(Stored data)
- - - - -

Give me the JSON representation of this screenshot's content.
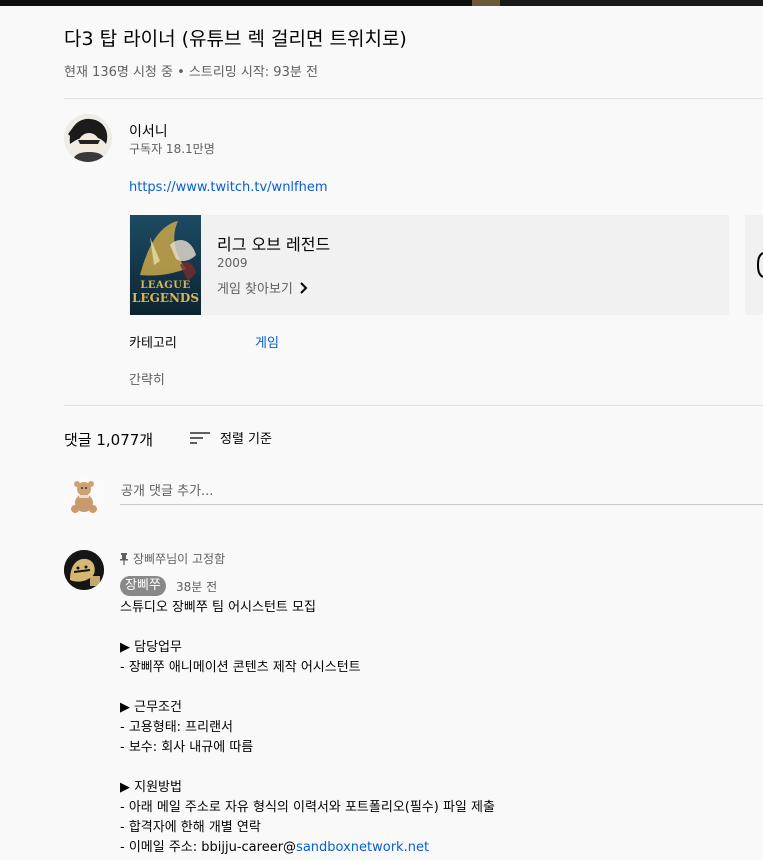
{
  "video": {
    "title": "다3 탑 라이너 (유튜브 렉 걸리면 트위치로)",
    "meta": "현재 136명 시청 중 • 스트리밍 시작: 93분 전"
  },
  "owner": {
    "name": "이서니",
    "subscribers": "구독자 18.1만명"
  },
  "description": {
    "link": "https://www.twitch.tv/wnlfhem"
  },
  "game": {
    "title": "리그 오브 레전드",
    "year": "2009",
    "browse_label": "게임 찾아보기",
    "thumb_text_1": "LEAGUE",
    "thumb_text_2": "LEGENDS"
  },
  "category": {
    "label": "카테고리",
    "value": "게임"
  },
  "collapse_label": "간략히",
  "comments": {
    "count_label": "댓글 1,077개",
    "sort_label": "정렬 기준",
    "placeholder": "공개 댓글 추가..."
  },
  "pinned_comment": {
    "pinned_label": "장삐쭈님이 고정함",
    "author": "장삐쭈",
    "time": "38분 전",
    "lines": [
      "스튜디오 장삐쭈 팀 어시스턴트 모집",
      "",
      "▶ 담당업무",
      "- 장삐쭈 애니메이션 콘텐츠 제작 어시스턴트",
      "",
      "▶ 근무조건",
      "- 고용형태: 프리랜서",
      "- 보수: 회사 내규에 따름",
      "",
      "▶ 지원방법",
      "- 아래 메일 주소로 자유 형식의 이력서와 포트폴리오(필수) 파일 제출",
      "- 합격자에 한해 개별 연락"
    ],
    "email_prefix": "- 이메일 주소: bbijju-career@",
    "email_link": "sandboxnetwork.net"
  },
  "colors": {
    "link": "#065fd4",
    "secondary_text": "#606060",
    "card_bg": "#f1f1f1",
    "author_badge": "#888888"
  }
}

- - - - -

Images do not belong in the copy; reproduce all other parts of the records above verbatim.

Give me the JSON representation of this screenshot's content.
{
  "video": {
    "title": "다3 탑 라이너 (유튜브 렉 걸리면 트위치로)",
    "meta": "현재 136명 시청 중 • 스트리밍 시작: 93분 전"
  },
  "owner": {
    "name": "이서니",
    "subscribers": "구독자 18.1만명"
  },
  "description": {
    "link": "https://www.twitch.tv/wnlfhem"
  },
  "game": {
    "title": "리그 오브 레전드",
    "year": "2009",
    "browse_label": "게임 찾아보기",
    "thumb_text_1": "LEAGUE",
    "thumb_text_2": "LEGENDS"
  },
  "category": {
    "label": "카테고리",
    "value": "게임"
  },
  "collapse_label": "간략히",
  "comments": {
    "count_label": "댓글 1,077개",
    "sort_label": "정렬 기준",
    "placeholder": "공개 댓글 추가..."
  },
  "pinned_comment": {
    "pinned_label": "장삐쭈님이 고정함",
    "author": "장삐쭈",
    "time": "38분 전",
    "lines": [
      "스튜디오 장삐쭈 팀 어시스턴트 모집",
      "",
      "▶ 담당업무",
      "- 장삐쭈 애니메이션 콘텐츠 제작 어시스턴트",
      "",
      "▶ 근무조건",
      "- 고용형태: 프리랜서",
      "- 보수: 회사 내규에 따름",
      "",
      "▶ 지원방법",
      "- 아래 메일 주소로 자유 형식의 이력서와 포트폴리오(필수) 파일 제출",
      "- 합격자에 한해 개별 연락"
    ],
    "email_prefix": "- 이메일 주소: bbijju-career@",
    "email_link": "sandboxnetwork.net"
  },
  "colors": {
    "link": "#065fd4",
    "secondary_text": "#606060",
    "card_bg": "#f1f1f1",
    "author_badge": "#888888"
  }
}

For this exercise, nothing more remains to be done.